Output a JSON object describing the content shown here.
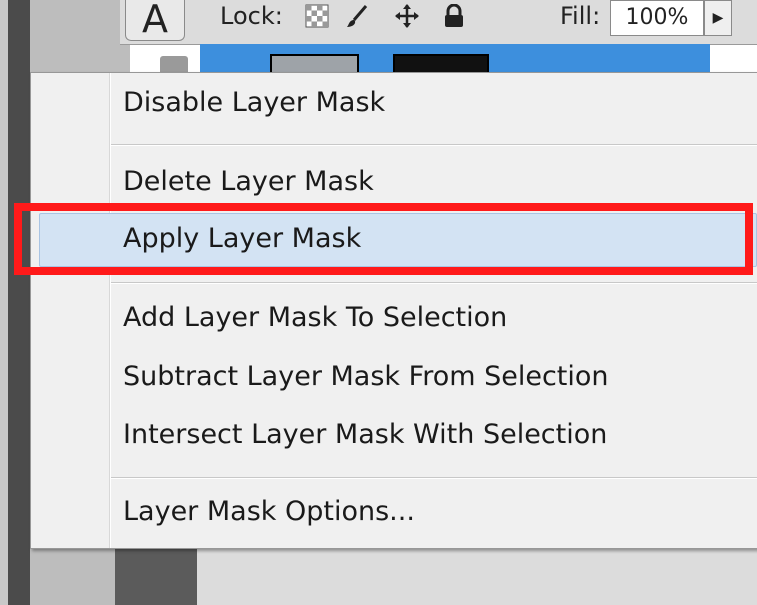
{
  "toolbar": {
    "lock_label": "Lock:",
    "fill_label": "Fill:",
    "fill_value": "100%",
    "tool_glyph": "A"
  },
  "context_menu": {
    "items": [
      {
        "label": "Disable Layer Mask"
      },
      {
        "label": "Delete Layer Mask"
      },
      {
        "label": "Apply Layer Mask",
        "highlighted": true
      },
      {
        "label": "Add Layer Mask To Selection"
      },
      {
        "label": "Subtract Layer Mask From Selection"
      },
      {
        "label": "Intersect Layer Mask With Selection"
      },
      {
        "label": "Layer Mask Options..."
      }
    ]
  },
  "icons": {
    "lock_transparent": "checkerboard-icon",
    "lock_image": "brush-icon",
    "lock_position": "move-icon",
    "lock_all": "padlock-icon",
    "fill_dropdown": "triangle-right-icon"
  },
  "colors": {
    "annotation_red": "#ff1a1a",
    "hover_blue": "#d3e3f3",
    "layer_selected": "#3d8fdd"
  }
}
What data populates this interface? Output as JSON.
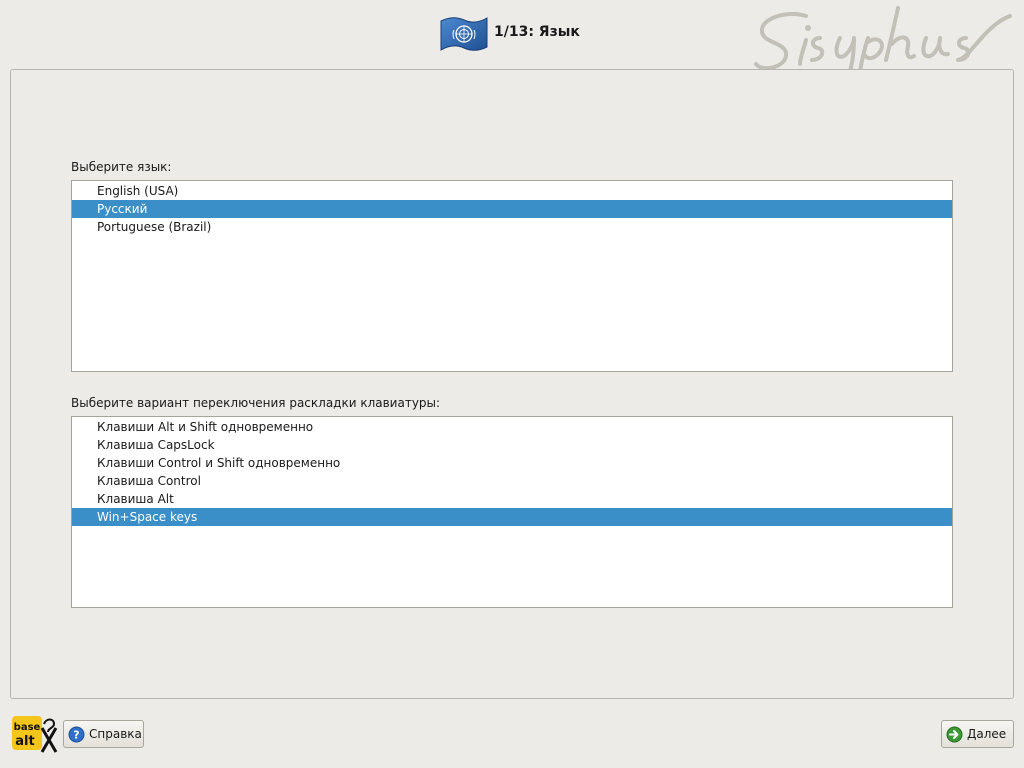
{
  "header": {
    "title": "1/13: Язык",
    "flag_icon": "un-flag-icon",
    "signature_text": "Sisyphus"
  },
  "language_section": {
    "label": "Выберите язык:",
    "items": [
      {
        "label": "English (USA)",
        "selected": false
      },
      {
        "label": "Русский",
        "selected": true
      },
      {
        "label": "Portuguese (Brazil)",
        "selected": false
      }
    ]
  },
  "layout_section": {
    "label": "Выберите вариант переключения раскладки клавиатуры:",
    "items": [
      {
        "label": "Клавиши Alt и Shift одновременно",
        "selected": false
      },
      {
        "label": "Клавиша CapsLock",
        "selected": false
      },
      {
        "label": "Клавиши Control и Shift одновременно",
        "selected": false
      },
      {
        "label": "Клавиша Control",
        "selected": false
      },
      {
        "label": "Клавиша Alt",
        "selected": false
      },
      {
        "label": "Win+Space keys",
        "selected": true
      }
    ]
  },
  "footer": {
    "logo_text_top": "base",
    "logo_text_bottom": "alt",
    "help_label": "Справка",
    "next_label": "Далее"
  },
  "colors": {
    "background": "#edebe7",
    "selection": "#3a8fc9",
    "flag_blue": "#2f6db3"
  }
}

### PROBLEM DESCRIPTION
Copy each line in the data that holds the word "Клавиши".

### SOLUTION TO THIS EXERCISE
        "label": "Клавиши Alt и Shift одновременно",
        "label": "Клавиши Control и Shift одновременно",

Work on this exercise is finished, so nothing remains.